* _WHAT IS BEING ASKED_: Can you repeat this listing word for word?

Listing of where elements appear
══════
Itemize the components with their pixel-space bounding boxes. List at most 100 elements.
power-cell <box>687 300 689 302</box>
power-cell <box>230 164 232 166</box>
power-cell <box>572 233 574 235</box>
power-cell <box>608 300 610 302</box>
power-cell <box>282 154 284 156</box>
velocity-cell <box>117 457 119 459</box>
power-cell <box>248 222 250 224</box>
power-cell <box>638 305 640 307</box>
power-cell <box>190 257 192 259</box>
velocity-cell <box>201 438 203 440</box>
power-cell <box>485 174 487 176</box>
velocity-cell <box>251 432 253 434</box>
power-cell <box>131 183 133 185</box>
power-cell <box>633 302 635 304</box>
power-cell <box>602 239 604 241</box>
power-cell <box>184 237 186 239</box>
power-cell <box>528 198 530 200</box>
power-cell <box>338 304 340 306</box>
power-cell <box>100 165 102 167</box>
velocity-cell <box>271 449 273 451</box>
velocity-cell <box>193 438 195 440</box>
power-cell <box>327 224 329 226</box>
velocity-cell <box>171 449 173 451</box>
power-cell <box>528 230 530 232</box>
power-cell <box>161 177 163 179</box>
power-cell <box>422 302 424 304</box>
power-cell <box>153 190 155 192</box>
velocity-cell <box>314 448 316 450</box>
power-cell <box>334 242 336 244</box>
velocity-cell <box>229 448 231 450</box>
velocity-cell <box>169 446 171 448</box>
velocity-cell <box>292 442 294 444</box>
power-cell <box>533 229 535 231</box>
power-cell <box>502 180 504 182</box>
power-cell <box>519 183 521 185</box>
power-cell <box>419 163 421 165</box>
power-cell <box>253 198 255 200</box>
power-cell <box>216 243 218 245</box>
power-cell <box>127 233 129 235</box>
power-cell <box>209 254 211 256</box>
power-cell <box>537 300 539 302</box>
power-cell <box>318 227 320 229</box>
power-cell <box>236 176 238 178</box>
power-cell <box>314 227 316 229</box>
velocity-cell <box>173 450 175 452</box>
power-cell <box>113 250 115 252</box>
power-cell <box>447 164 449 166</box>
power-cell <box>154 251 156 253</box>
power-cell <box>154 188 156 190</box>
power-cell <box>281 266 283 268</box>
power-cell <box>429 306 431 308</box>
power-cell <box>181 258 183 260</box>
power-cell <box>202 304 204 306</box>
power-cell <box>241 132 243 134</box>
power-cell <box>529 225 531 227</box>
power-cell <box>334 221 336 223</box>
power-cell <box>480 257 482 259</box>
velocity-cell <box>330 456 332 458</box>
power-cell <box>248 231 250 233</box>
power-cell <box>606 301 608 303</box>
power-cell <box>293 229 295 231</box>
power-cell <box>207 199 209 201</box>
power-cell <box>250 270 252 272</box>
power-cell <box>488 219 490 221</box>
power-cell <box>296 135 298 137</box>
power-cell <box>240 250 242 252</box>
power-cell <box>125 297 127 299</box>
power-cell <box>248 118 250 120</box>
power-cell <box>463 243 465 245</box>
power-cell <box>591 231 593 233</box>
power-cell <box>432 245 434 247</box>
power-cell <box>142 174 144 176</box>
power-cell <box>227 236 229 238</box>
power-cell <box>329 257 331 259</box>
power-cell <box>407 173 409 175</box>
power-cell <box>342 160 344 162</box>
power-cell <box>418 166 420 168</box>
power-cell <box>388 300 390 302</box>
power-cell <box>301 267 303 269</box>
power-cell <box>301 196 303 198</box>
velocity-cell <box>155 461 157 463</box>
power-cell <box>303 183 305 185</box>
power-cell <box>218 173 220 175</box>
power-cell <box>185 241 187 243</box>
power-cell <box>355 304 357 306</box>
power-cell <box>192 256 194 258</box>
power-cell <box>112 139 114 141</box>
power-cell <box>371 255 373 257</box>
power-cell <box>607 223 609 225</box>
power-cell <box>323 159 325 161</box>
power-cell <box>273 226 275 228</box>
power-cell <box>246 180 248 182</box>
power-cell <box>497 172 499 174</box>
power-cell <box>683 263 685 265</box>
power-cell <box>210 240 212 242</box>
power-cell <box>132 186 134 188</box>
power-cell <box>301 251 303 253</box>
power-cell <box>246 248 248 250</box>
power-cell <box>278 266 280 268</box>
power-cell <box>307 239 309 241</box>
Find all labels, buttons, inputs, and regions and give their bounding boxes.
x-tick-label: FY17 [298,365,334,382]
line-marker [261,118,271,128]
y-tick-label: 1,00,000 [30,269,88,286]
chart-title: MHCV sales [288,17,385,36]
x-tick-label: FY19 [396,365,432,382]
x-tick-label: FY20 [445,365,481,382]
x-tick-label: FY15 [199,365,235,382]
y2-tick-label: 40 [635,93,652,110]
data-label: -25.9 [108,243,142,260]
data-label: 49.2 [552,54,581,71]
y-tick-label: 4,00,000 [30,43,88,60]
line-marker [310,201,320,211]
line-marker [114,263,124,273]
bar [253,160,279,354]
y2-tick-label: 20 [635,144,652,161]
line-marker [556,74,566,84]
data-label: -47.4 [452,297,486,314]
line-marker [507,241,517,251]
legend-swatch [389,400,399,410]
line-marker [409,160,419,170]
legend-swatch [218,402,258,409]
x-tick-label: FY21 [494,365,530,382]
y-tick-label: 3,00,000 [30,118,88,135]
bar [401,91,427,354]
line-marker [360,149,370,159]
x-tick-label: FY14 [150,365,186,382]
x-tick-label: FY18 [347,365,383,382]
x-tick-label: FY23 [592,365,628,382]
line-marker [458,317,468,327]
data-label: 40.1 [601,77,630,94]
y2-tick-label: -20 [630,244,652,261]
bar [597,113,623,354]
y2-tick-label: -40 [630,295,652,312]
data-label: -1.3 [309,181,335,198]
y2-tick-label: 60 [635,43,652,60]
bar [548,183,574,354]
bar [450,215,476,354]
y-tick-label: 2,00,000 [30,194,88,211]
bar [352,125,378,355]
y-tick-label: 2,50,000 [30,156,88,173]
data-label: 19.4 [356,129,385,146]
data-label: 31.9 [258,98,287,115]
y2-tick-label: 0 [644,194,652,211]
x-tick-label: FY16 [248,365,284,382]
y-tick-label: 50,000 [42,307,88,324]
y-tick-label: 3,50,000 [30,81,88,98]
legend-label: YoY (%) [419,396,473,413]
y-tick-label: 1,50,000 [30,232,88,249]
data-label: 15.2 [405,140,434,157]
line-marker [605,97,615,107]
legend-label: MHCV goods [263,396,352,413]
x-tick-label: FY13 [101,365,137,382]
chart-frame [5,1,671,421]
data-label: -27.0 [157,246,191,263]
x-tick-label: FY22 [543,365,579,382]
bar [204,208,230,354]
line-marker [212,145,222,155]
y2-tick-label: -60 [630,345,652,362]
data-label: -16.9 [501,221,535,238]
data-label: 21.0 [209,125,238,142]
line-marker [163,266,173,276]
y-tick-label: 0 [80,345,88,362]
══════
* _THE COMPLETED TASK_:
Itemize the components with their pixel-space bounding boxes. List at most 100 elements.
power-cell <box>687 300 689 302</box>
power-cell <box>230 164 232 166</box>
power-cell <box>572 233 574 235</box>
power-cell <box>608 300 610 302</box>
power-cell <box>282 154 284 156</box>
velocity-cell <box>117 457 119 459</box>
power-cell <box>248 222 250 224</box>
power-cell <box>638 305 640 307</box>
power-cell <box>190 257 192 259</box>
velocity-cell <box>201 438 203 440</box>
power-cell <box>485 174 487 176</box>
velocity-cell <box>251 432 253 434</box>
power-cell <box>131 183 133 185</box>
power-cell <box>633 302 635 304</box>
power-cell <box>602 239 604 241</box>
power-cell <box>184 237 186 239</box>
power-cell <box>528 198 530 200</box>
power-cell <box>338 304 340 306</box>
power-cell <box>100 165 102 167</box>
velocity-cell <box>271 449 273 451</box>
velocity-cell <box>193 438 195 440</box>
power-cell <box>327 224 329 226</box>
velocity-cell <box>171 449 173 451</box>
power-cell <box>528 230 530 232</box>
power-cell <box>161 177 163 179</box>
power-cell <box>422 302 424 304</box>
power-cell <box>153 190 155 192</box>
velocity-cell <box>314 448 316 450</box>
power-cell <box>334 242 336 244</box>
velocity-cell <box>229 448 231 450</box>
velocity-cell <box>169 446 171 448</box>
velocity-cell <box>292 442 294 444</box>
power-cell <box>533 229 535 231</box>
power-cell <box>502 180 504 182</box>
power-cell <box>519 183 521 185</box>
power-cell <box>419 163 421 165</box>
power-cell <box>253 198 255 200</box>
power-cell <box>216 243 218 245</box>
power-cell <box>127 233 129 235</box>
power-cell <box>209 254 211 256</box>
power-cell <box>537 300 539 302</box>
power-cell <box>318 227 320 229</box>
power-cell <box>236 176 238 178</box>
power-cell <box>314 227 316 229</box>
velocity-cell <box>173 450 175 452</box>
power-cell <box>113 250 115 252</box>
power-cell <box>447 164 449 166</box>
power-cell <box>154 251 156 253</box>
power-cell <box>154 188 156 190</box>
power-cell <box>281 266 283 268</box>
power-cell <box>429 306 431 308</box>
power-cell <box>181 258 183 260</box>
power-cell <box>202 304 204 306</box>
power-cell <box>241 132 243 134</box>
power-cell <box>529 225 531 227</box>
power-cell <box>334 221 336 223</box>
power-cell <box>480 257 482 259</box>
velocity-cell <box>330 456 332 458</box>
power-cell <box>248 231 250 233</box>
power-cell <box>606 301 608 303</box>
power-cell <box>293 229 295 231</box>
power-cell <box>207 199 209 201</box>
power-cell <box>250 270 252 272</box>
power-cell <box>488 219 490 221</box>
power-cell <box>296 135 298 137</box>
power-cell <box>240 250 242 252</box>
power-cell <box>125 297 127 299</box>
power-cell <box>248 118 250 120</box>
power-cell <box>463 243 465 245</box>
power-cell <box>591 231 593 233</box>
power-cell <box>432 245 434 247</box>
power-cell <box>142 174 144 176</box>
power-cell <box>227 236 229 238</box>
power-cell <box>329 257 331 259</box>
power-cell <box>407 173 409 175</box>
power-cell <box>342 160 344 162</box>
power-cell <box>418 166 420 168</box>
power-cell <box>388 300 390 302</box>
power-cell <box>301 267 303 269</box>
power-cell <box>301 196 303 198</box>
velocity-cell <box>155 461 157 463</box>
power-cell <box>303 183 305 185</box>
power-cell <box>218 173 220 175</box>
power-cell <box>185 241 187 243</box>
power-cell <box>355 304 357 306</box>
power-cell <box>192 256 194 258</box>
power-cell <box>112 139 114 141</box>
power-cell <box>371 255 373 257</box>
power-cell <box>607 223 609 225</box>
power-cell <box>323 159 325 161</box>
power-cell <box>273 226 275 228</box>
power-cell <box>246 180 248 182</box>
power-cell <box>497 172 499 174</box>
power-cell <box>683 263 685 265</box>
power-cell <box>210 240 212 242</box>
power-cell <box>132 186 134 188</box>
power-cell <box>301 251 303 253</box>
power-cell <box>246 248 248 250</box>
power-cell <box>278 266 280 268</box>
power-cell <box>307 239 309 241</box>
Find all labels, buttons, inputs, and regions and give their bounding boxes.
x-tick-label: FY17 [298,365,334,382]
line-marker [261,118,271,128]
y-tick-label: 1,00,000 [30,269,88,286]
chart-title: MHCV sales [288,17,385,36]
x-tick-label: FY19 [396,365,432,382]
x-tick-label: FY20 [445,365,481,382]
x-tick-label: FY15 [199,365,235,382]
y2-tick-label: 40 [635,93,652,110]
data-label: -25.9 [108,243,142,260]
data-label: 49.2 [552,54,581,71]
y-tick-label: 4,00,000 [30,43,88,60]
line-marker [310,201,320,211]
line-marker [114,263,124,273]
bar [253,160,279,354]
y2-tick-label: 20 [635,144,652,161]
line-marker [556,74,566,84]
data-label: -47.4 [452,297,486,314]
line-marker [507,241,517,251]
legend-swatch [389,400,399,410]
line-marker [409,160,419,170]
legend-swatch [218,402,258,409]
x-tick-label: FY21 [494,365,530,382]
y-tick-label: 3,00,000 [30,118,88,135]
bar [401,91,427,354]
line-marker [360,149,370,159]
x-tick-label: FY14 [150,365,186,382]
x-tick-label: FY18 [347,365,383,382]
x-tick-label: FY23 [592,365,628,382]
line-marker [458,317,468,327]
data-label: 40.1 [601,77,630,94]
y2-tick-label: -20 [630,244,652,261]
bar [597,113,623,354]
y2-tick-label: -40 [630,295,652,312]
data-label: -1.3 [309,181,335,198]
y2-tick-label: 60 [635,43,652,60]
bar [548,183,574,354]
bar [450,215,476,354]
y-tick-label: 2,00,000 [30,194,88,211]
bar [352,125,378,355]
y-tick-label: 2,50,000 [30,156,88,173]
data-label: 19.4 [356,129,385,146]
data-label: 31.9 [258,98,287,115]
y2-tick-label: 0 [644,194,652,211]
x-tick-label: FY16 [248,365,284,382]
y-tick-label: 50,000 [42,307,88,324]
y-tick-label: 3,50,000 [30,81,88,98]
legend-label: YoY (%) [419,396,473,413]
y-tick-label: 1,50,000 [30,232,88,249]
data-label: 15.2 [405,140,434,157]
line-marker [605,97,615,107]
legend-label: MHCV goods [263,396,352,413]
x-tick-label: FY13 [101,365,137,382]
chart-frame [5,1,671,421]
data-label: -27.0 [157,246,191,263]
x-tick-label: FY22 [543,365,579,382]
bar [204,208,230,354]
line-marker [212,145,222,155]
y2-tick-label: -60 [630,345,652,362]
data-label: -16.9 [501,221,535,238]
data-label: 21.0 [209,125,238,142]
line-marker [163,266,173,276]
y-tick-label: 0 [80,345,88,362]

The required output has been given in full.